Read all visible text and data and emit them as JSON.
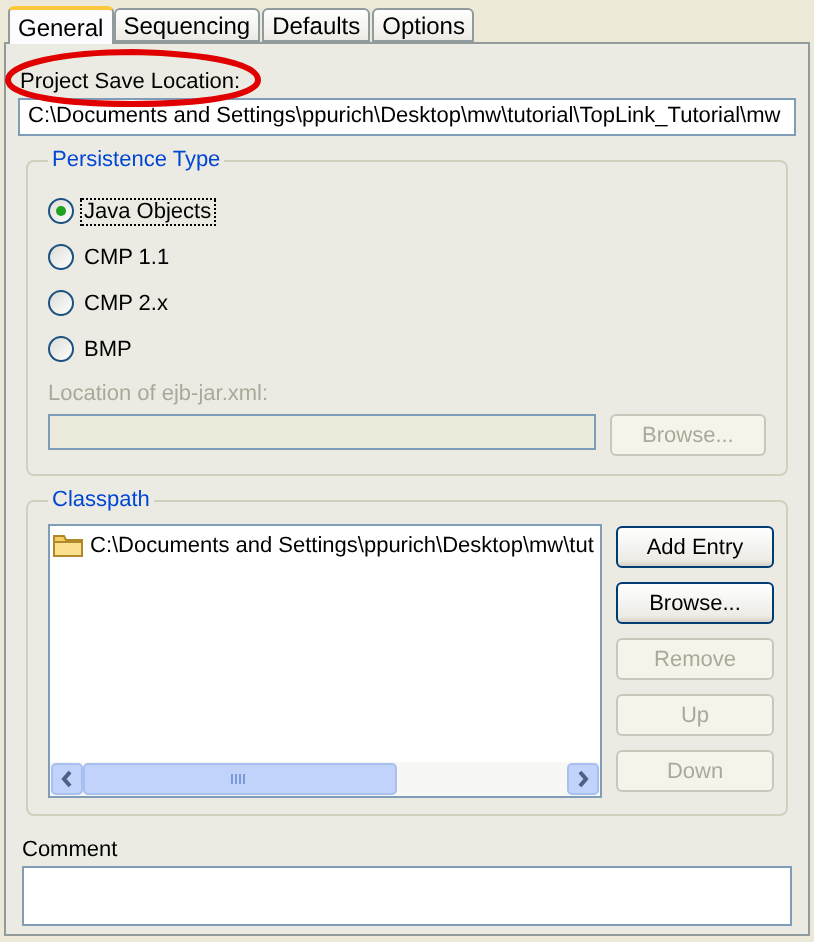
{
  "tabs": [
    {
      "label": "General",
      "selected": true
    },
    {
      "label": "Sequencing",
      "selected": false
    },
    {
      "label": "Defaults",
      "selected": false
    },
    {
      "label": "Options",
      "selected": false
    }
  ],
  "project_save_location": {
    "label": "Project Save Location:",
    "value": "C:\\Documents and Settings\\ppurich\\Desktop\\mw\\tutorial\\TopLink_Tutorial\\mw",
    "annotated": true
  },
  "persistence_type": {
    "title": "Persistence Type",
    "options": [
      {
        "label": "Java Objects",
        "selected": true
      },
      {
        "label": "CMP 1.1",
        "selected": false
      },
      {
        "label": "CMP 2.x",
        "selected": false
      },
      {
        "label": "BMP",
        "selected": false
      }
    ],
    "ejb_jar": {
      "label": "Location of ejb-jar.xml:",
      "disabled": true,
      "button": {
        "label": "Browse...",
        "disabled": true
      }
    }
  },
  "classpath": {
    "title": "Classpath",
    "entries": [
      "C:\\Documents and Settings\\ppurich\\Desktop\\mw\\tut"
    ],
    "buttons": [
      {
        "label": "Add Entry",
        "disabled": false
      },
      {
        "label": "Browse...",
        "disabled": false
      },
      {
        "label": "Remove",
        "disabled": true
      },
      {
        "label": "Up",
        "disabled": true
      },
      {
        "label": "Down",
        "disabled": true
      }
    ]
  },
  "comment": {
    "label": "Comment"
  }
}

+++++

=== The request ===
Retype the whole listing exactly and leave the pictures out.

=== Final result ===
Read all visible text and data and emit them as JSON.
{
  "tabs": [
    {
      "label": "General",
      "selected": true
    },
    {
      "label": "Sequencing",
      "selected": false
    },
    {
      "label": "Defaults",
      "selected": false
    },
    {
      "label": "Options",
      "selected": false
    }
  ],
  "project_save_location": {
    "label": "Project Save Location:",
    "value": "C:\\Documents and Settings\\ppurich\\Desktop\\mw\\tutorial\\TopLink_Tutorial\\mw",
    "annotated": true
  },
  "persistence_type": {
    "title": "Persistence Type",
    "options": [
      {
        "label": "Java Objects",
        "selected": true
      },
      {
        "label": "CMP 1.1",
        "selected": false
      },
      {
        "label": "CMP 2.x",
        "selected": false
      },
      {
        "label": "BMP",
        "selected": false
      }
    ],
    "ejb_jar": {
      "label": "Location of ejb-jar.xml:",
      "disabled": true,
      "button": {
        "label": "Browse...",
        "disabled": true
      }
    }
  },
  "classpath": {
    "title": "Classpath",
    "entries": [
      "C:\\Documents and Settings\\ppurich\\Desktop\\mw\\tut"
    ],
    "buttons": [
      {
        "label": "Add Entry",
        "disabled": false
      },
      {
        "label": "Browse...",
        "disabled": false
      },
      {
        "label": "Remove",
        "disabled": true
      },
      {
        "label": "Up",
        "disabled": true
      },
      {
        "label": "Down",
        "disabled": true
      }
    ]
  },
  "comment": {
    "label": "Comment"
  }
}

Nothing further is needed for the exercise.